Activity:
For each line of the listing that contains "fuscans", make a copy and return it.

Available data:
----------

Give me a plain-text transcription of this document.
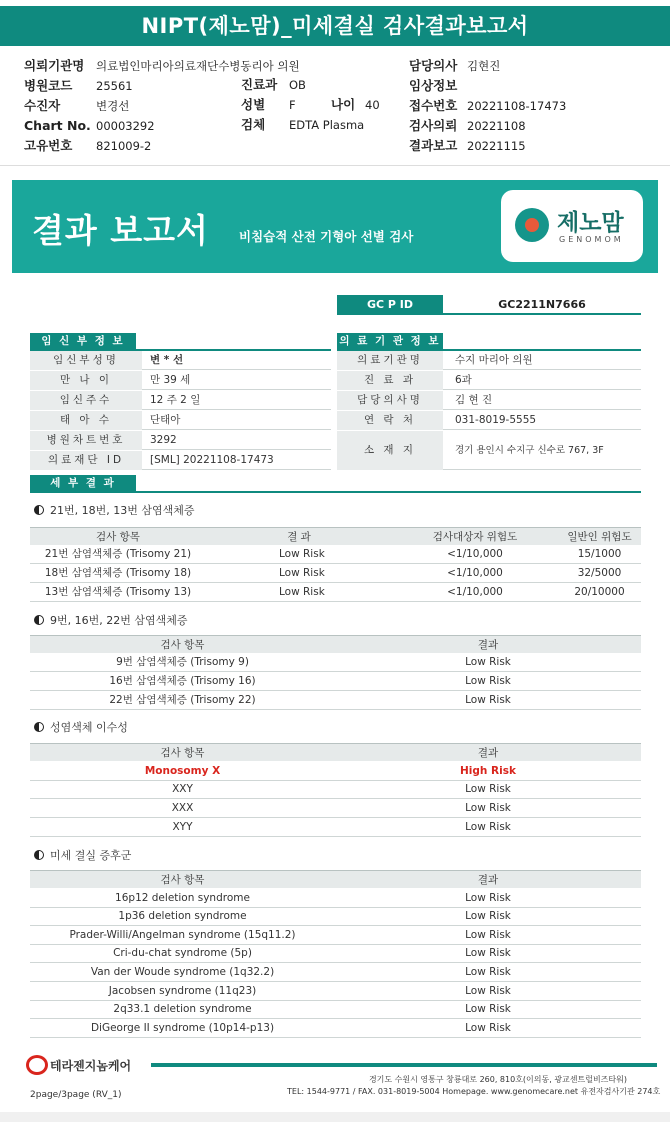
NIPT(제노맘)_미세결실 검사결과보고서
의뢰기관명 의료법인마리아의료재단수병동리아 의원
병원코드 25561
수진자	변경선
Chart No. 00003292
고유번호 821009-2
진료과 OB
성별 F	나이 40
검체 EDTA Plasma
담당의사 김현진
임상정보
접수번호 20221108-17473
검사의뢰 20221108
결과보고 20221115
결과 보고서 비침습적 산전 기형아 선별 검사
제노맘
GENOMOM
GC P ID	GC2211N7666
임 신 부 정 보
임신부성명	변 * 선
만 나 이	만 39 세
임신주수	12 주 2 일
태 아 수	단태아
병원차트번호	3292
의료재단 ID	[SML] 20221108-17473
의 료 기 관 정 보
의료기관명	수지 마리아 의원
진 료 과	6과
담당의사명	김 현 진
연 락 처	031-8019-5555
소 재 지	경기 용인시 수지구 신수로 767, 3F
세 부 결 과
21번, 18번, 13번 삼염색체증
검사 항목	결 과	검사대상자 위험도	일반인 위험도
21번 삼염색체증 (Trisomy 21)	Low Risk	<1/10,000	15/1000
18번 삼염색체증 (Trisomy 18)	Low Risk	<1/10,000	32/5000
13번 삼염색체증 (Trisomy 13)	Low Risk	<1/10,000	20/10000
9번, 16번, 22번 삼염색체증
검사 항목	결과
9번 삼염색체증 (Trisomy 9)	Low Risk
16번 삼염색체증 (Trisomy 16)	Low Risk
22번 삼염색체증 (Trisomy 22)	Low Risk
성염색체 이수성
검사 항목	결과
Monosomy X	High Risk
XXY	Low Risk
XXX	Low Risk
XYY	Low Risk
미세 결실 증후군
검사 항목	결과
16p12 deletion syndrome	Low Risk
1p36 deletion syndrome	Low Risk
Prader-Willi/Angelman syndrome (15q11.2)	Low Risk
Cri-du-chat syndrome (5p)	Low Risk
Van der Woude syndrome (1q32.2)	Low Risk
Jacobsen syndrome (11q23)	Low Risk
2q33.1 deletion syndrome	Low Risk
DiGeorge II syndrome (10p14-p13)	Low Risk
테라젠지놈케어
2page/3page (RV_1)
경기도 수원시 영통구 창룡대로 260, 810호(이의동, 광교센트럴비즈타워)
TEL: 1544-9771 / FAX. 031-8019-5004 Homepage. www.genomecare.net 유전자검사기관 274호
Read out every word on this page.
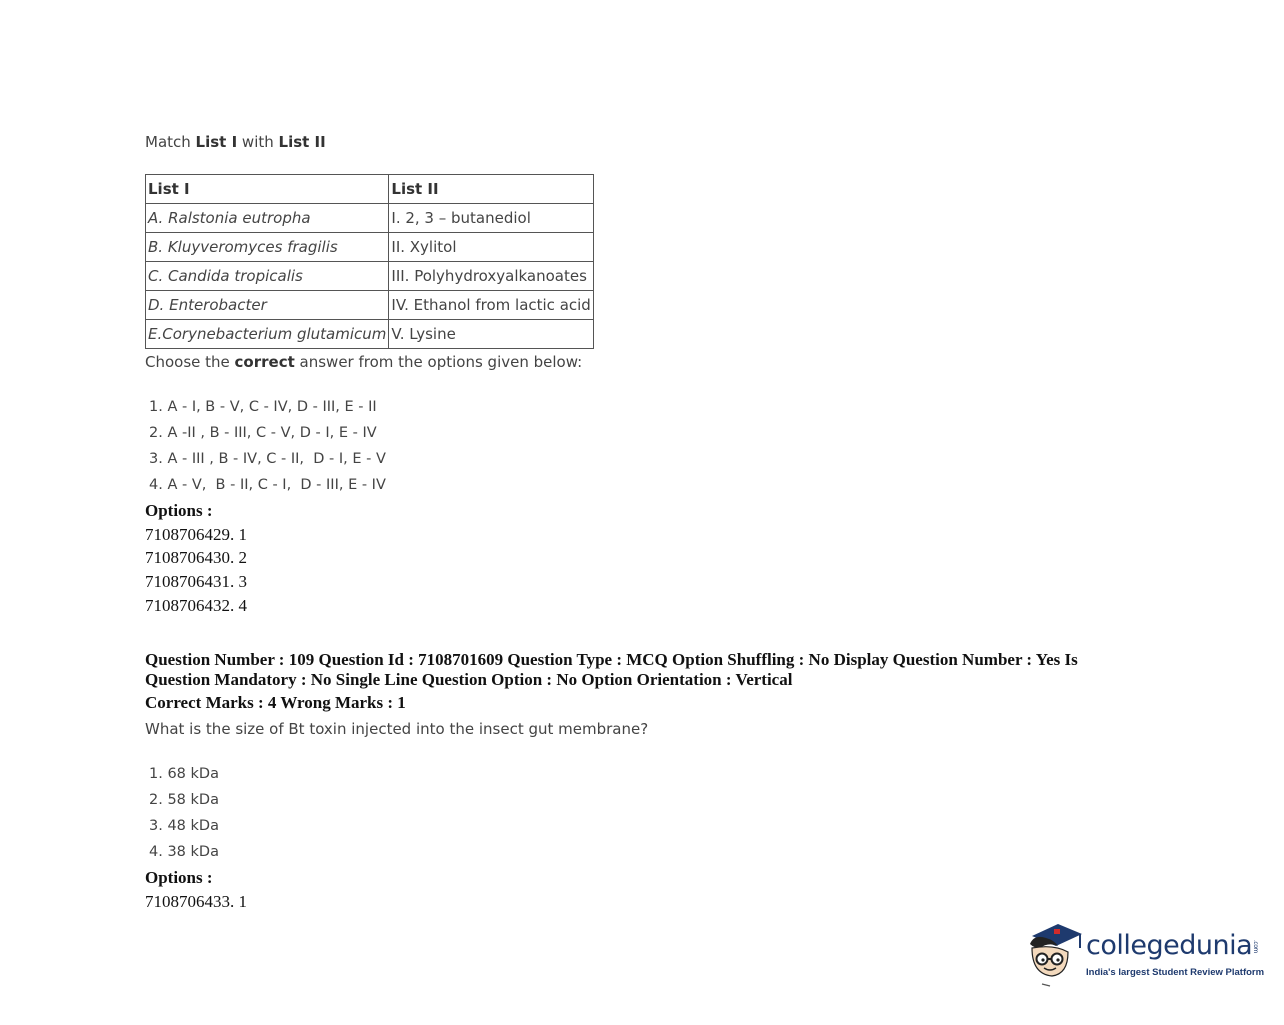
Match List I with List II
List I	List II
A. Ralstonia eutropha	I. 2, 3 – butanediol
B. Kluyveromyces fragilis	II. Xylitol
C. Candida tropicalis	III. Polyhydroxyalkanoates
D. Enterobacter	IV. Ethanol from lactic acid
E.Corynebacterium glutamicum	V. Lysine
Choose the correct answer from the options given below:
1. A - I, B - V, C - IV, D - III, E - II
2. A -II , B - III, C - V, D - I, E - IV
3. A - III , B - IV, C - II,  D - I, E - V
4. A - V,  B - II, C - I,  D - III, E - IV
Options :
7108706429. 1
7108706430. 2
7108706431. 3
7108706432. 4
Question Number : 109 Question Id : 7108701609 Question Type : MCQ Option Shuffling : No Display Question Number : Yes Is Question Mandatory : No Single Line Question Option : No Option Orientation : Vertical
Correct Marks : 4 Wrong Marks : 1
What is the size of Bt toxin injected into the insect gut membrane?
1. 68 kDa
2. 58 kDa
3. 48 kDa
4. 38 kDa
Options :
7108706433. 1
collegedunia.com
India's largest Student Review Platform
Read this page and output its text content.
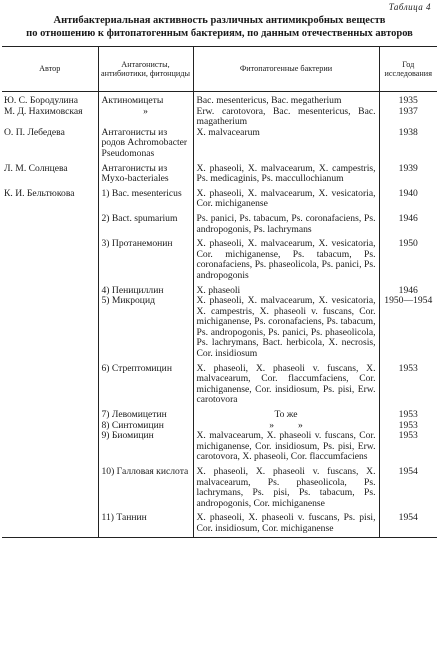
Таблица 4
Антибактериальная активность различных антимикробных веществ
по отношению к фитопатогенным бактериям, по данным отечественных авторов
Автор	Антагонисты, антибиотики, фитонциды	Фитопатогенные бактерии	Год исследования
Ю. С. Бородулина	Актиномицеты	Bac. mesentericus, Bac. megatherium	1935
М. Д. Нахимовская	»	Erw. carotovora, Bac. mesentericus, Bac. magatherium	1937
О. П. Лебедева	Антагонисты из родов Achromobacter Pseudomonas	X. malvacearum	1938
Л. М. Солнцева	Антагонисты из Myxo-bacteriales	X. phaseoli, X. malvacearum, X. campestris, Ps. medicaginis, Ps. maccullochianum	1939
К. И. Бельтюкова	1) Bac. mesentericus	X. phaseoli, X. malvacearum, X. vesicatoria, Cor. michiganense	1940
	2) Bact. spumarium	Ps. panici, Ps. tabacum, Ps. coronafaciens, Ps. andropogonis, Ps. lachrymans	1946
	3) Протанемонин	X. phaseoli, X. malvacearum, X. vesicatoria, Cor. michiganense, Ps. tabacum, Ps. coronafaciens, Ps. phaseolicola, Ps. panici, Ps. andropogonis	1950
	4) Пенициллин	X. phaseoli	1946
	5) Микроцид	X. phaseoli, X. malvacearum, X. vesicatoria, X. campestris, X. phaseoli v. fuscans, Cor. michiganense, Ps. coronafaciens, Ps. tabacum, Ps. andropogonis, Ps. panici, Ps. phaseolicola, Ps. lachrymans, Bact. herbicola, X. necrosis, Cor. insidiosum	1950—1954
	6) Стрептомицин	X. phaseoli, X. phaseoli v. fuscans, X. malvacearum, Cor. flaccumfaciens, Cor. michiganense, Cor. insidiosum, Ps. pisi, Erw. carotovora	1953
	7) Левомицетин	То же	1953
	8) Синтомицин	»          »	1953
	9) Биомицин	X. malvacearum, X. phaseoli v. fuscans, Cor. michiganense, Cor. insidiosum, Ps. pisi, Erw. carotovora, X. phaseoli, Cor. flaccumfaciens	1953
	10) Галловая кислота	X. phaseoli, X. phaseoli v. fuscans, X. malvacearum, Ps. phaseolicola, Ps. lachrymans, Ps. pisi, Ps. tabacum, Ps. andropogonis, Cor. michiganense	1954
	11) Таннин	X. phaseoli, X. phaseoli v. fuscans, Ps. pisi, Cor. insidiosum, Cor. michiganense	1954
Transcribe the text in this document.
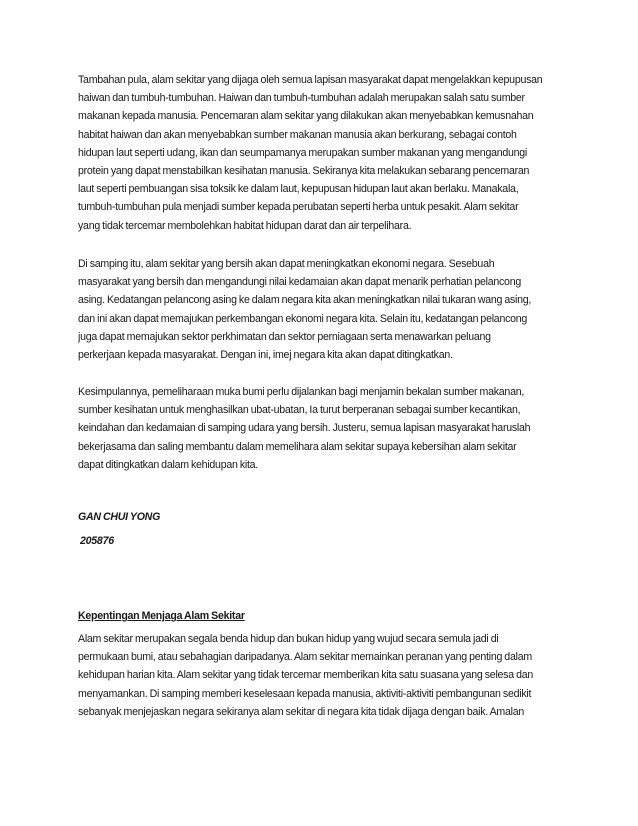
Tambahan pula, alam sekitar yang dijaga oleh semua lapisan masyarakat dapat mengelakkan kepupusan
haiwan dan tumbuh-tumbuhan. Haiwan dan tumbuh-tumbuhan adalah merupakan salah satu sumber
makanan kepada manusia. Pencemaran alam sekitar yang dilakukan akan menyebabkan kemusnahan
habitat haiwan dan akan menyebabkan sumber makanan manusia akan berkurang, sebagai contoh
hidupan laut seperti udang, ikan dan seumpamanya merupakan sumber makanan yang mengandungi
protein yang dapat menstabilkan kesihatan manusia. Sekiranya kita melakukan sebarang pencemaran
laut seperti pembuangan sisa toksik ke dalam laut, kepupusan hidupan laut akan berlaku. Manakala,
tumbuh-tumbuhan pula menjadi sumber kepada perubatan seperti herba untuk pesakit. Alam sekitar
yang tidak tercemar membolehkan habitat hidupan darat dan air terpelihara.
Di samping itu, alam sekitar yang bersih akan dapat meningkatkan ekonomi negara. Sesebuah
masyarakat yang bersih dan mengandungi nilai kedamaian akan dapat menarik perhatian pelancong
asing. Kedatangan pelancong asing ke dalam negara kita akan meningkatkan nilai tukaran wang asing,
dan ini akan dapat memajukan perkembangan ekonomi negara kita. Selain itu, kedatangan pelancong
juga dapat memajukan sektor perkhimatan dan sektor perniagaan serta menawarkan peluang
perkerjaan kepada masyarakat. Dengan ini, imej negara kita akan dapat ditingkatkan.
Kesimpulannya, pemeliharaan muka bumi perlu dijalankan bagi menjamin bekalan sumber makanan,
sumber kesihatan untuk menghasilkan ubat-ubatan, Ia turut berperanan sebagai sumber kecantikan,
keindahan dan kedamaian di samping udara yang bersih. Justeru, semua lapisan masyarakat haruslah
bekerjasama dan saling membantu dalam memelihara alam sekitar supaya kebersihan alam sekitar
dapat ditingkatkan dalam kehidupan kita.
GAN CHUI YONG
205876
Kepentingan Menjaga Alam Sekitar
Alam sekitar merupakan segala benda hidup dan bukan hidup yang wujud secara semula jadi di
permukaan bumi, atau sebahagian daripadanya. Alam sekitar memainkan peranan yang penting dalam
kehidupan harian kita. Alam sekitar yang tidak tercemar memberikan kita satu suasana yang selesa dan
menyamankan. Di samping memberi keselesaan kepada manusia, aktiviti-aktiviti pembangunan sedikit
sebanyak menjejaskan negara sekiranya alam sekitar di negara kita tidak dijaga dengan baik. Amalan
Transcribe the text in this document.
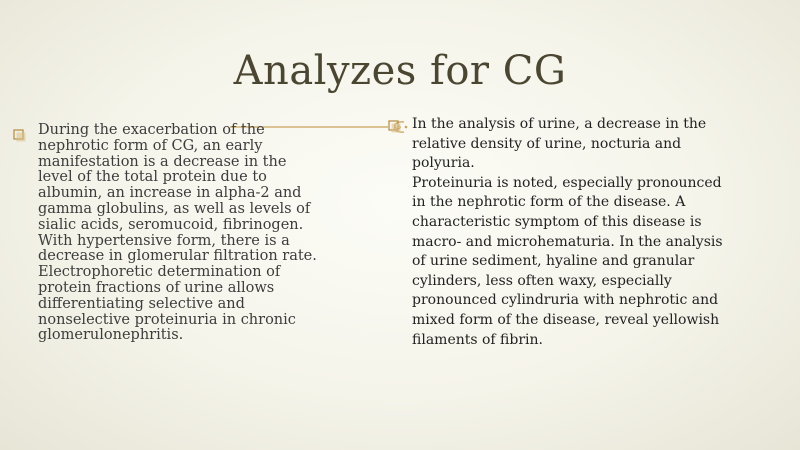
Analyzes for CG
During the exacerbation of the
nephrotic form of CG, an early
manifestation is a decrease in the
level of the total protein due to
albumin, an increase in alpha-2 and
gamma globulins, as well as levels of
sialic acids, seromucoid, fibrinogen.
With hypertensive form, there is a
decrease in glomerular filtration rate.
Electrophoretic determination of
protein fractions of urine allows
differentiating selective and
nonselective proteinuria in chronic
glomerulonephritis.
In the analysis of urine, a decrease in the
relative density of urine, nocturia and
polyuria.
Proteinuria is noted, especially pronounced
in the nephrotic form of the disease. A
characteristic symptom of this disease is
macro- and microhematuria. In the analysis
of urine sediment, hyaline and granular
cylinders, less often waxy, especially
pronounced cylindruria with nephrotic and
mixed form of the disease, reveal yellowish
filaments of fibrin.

----------

Task answer:
	5) Микроцид	X. phaseoli, X. malvacearum, X. vesicatoria, X. campestris, X. phaseoli v. fuscans, Cor. michiganense, Ps. coronafaciens, Ps. tabacum, Ps. andropogonis, Ps. panici, Ps. phaseolicola, Ps. lachrymans, Bact. herbicola, X. necrosis, Cor. insidiosum	1950—1954
	6) Стрептомицин	X. phaseoli, X. phaseoli v. fuscans, X. malvacearum, Cor. flaccumfaciens, Cor. michiganense, Cor. insidiosum, Ps. pisi, Erw. carotovora	1953
	9) Биомицин	X. malvacearum, X. phaseoli v. fuscans, Cor. michiganense, Cor. insidiosum, Ps. pisi, Erw. carotovora, X. phaseoli, Cor. flaccumfaciens	1953
	10) Галловая кислота	X. phaseoli, X. phaseoli v. fuscans, X. malvacearum, Ps. phaseolicola, Ps. lachrymans, Ps. pisi, Ps. tabacum, Ps. andropogonis, Cor. michiganense	1954
	11) Таннин	X. phaseoli, X. phaseoli v. fuscans, Ps. pisi, Cor. insidiosum, Cor. michiganense	1954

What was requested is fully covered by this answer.